Task goal: Copy the lines below verbatim, but only from the line containing "What data populates" through the end of the data.

Stored entries

-------------------------

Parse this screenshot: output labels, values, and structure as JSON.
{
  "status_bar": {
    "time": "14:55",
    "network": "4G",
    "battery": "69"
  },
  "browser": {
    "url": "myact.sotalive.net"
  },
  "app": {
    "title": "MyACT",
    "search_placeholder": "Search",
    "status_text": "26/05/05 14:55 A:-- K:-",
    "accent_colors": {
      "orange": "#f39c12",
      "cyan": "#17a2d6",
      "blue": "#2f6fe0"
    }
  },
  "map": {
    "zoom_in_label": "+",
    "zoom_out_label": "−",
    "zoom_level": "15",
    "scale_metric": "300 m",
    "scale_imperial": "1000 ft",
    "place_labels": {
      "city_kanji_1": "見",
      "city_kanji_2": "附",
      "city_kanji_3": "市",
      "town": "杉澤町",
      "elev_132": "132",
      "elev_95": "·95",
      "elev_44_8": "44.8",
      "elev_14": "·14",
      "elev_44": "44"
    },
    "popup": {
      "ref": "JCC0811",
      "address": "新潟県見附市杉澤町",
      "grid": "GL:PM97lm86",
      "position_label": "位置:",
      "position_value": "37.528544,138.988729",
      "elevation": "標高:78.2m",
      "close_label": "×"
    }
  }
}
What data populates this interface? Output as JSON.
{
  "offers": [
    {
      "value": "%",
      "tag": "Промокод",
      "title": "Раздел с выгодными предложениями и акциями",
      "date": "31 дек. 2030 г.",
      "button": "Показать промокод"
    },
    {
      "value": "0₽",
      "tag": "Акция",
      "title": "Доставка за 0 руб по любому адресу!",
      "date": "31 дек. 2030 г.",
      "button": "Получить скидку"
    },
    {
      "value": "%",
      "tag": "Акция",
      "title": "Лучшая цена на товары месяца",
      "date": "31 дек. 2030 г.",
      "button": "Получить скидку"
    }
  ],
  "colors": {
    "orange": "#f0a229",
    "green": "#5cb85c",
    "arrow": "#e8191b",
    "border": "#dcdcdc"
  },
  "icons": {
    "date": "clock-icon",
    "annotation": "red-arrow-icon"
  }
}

-------------------------

Written reply:
What data populates this interface? Output as JSON.
{
  "offers": [
    {
      "value": "%",
      "tag": "Промокод",
      "title": "Раздел с выгодными предложениями и акциями",
      "date": "31 дек. 2030 г.",
      "button": "Показать промокод"
    },
    {
      "value": "0₽",
      "tag": "Акция",
      "title": "Доставка за 0 руб по любому адресу!",
      "date": "31 дек. 2030 г.",
      "button": "Получить скидку"
    },
    {
      "value": "%",
      "tag": "Акция",
      "title": "Лучшая цена на товары месяца",
      "date": "31 дек. 2030 г.",
      "button": "Получить скидку"
    }
  ],
  "colors": {
    "orange": "#f0a229",
    "green": "#5cb85c",
    "arrow": "#e8191b",
    "border": "#dcdcdc"
  },
  "icons": {
    "date": "clock-icon",
    "annotation": "red-arrow-icon"
  }
}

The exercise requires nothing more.